Exercise —
Transcribe each line of the records below exactly, excluding any embedded images.

Stored data —

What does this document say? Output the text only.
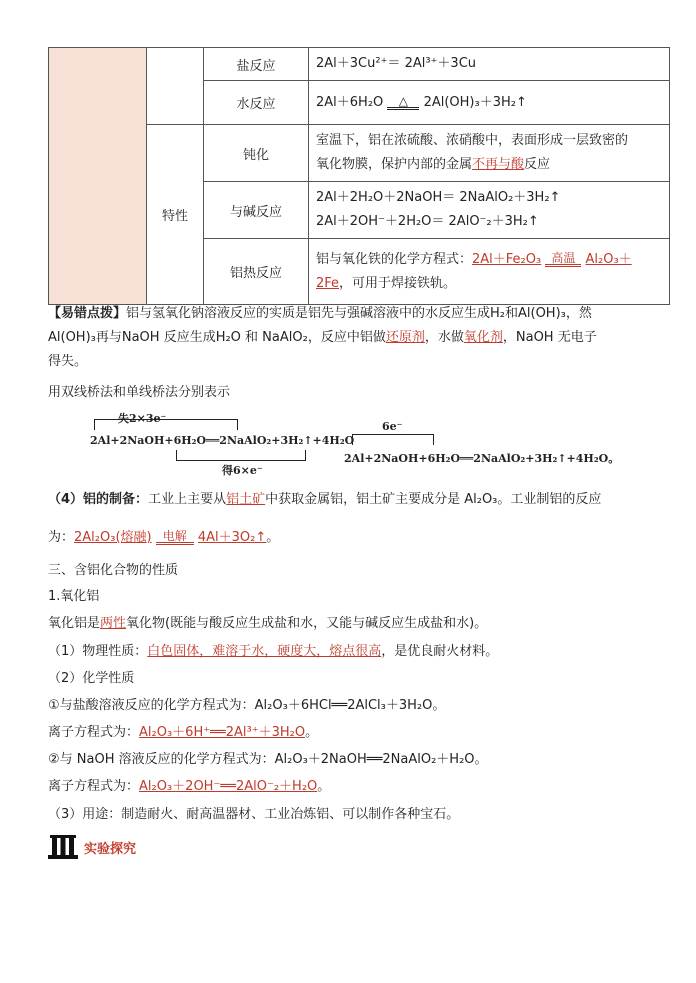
		盐反应	2Al＋3Cu²⁺＝ 2Al³⁺＋3Cu
		水反应	2Al＋6H₂O △ 2Al(OH)₃＋3H₂↑
	特性	钝化	室温下，铝在浓硫酸、浓硝酸中，表面形成一层致密的
氧化物膜，保护内部的金属不再与酸反应

		与碱反应	2Al＋2H₂O＋2NaOH＝ 2NaAlO₂＋3H₂↑
2Al＋2OH⁻＋2H₂O＝ 2AlO⁻₂＋3H₂↑

		铝热反应	铝与氧化铁的化学方程式：2Al＋Fe₂O₃ 高温 Al₂O₃＋
2Fe，可用于焊接铁轨。
【易错点拨】铝与氢氧化钠溶液反应的实质是铝先与强碱溶液中的水反应生成H₂和Al(OH)₃，然
Al(OH)₃再与NaOH 反应生成H₂O 和 NaAlO₂，反应中铝做还原剂，水做氧化剂，NaOH 无电子
得失。
用双线桥法和单线桥法分别表示
失2×3e⁻
2Al+2NaOH+6H₂O══2NaAlO₂+3H₂↑+4H₂O
得6×e⁻
6e⁻
2Al+2NaOH+6H₂O══2NaAlO₂+3H₂↑+4H₂O。
（4）铝的制备：工业上主要从铝土矿中获取金属铝，铝土矿主要成分是 Al₂O₃。工业制铝的反应
为：2Al₂O₃(熔融) 电解 4Al＋3O₂↑。
三、含铝化合物的性质
1.氧化铝
氧化铝是两性氧化物(既能与酸反应生成盐和水，又能与碱反应生成盐和水)。
（1）物理性质：白色固体，难溶于水，硬度大，熔点很高，是优良耐火材料。
（2）化学性质
①与盐酸溶液反应的化学方程式为：Al₂O₃＋6HCl══2AlCl₃＋3H₂O。
离子方程式为：Al₂O₃＋6H⁺══2Al³⁺＋3H₂O。
②与 NaOH 溶液反应的化学方程式为：Al₂O₃＋2NaOH══2NaAlO₂＋H₂O。
离子方程式为：Al₂O₃＋2OH⁻══2AlO⁻₂＋H₂O。
（3）用途：制造耐火、耐高温器材、工业冶炼铝、可以制作各种宝石。
实验探究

Completed task —
What does this document say? Output the text only.
		盐反应	2Al＋3Cu²⁺＝ 2Al³⁺＋3Cu
		水反应	2Al＋6H₂O △ 2Al(OH)₃＋3H₂↑
	特性	钝化	室温下，铝在浓硫酸、浓硝酸中，表面形成一层致密的
氧化物膜，保护内部的金属不再与酸反应

		与碱反应	2Al＋2H₂O＋2NaOH＝ 2NaAlO₂＋3H₂↑
2Al＋2OH⁻＋2H₂O＝ 2AlO⁻₂＋3H₂↑

		铝热反应	铝与氧化铁的化学方程式：2Al＋Fe₂O₃ 高温 Al₂O₃＋
2Fe，可用于焊接铁轨。
【易错点拨】铝与氢氧化钠溶液反应的实质是铝先与强碱溶液中的水反应生成H₂和Al(OH)₃，然
Al(OH)₃再与NaOH 反应生成H₂O 和 NaAlO₂，反应中铝做还原剂，水做氧化剂，NaOH 无电子
得失。
用双线桥法和单线桥法分别表示
失2×3e⁻
2Al+2NaOH+6H₂O══2NaAlO₂+3H₂↑+4H₂O
得6×e⁻
6e⁻
2Al+2NaOH+6H₂O══2NaAlO₂+3H₂↑+4H₂O。
（4）铝的制备：工业上主要从铝土矿中获取金属铝，铝土矿主要成分是 Al₂O₃。工业制铝的反应
为：2Al₂O₃(熔融) 电解 4Al＋3O₂↑。
三、含铝化合物的性质
1.氧化铝
氧化铝是两性氧化物(既能与酸反应生成盐和水，又能与碱反应生成盐和水)。
（1）物理性质：白色固体，难溶于水，硬度大，熔点很高，是优良耐火材料。
（2）化学性质
①与盐酸溶液反应的化学方程式为：Al₂O₃＋6HCl══2AlCl₃＋3H₂O。
离子方程式为：Al₂O₃＋6H⁺══2Al³⁺＋3H₂O。
②与 NaOH 溶液反应的化学方程式为：Al₂O₃＋2NaOH══2NaAlO₂＋H₂O。
离子方程式为：Al₂O₃＋2OH⁻══2AlO⁻₂＋H₂O。
（3）用途：制造耐火、耐高温器材、工业冶炼铝、可以制作各种宝石。
实验探究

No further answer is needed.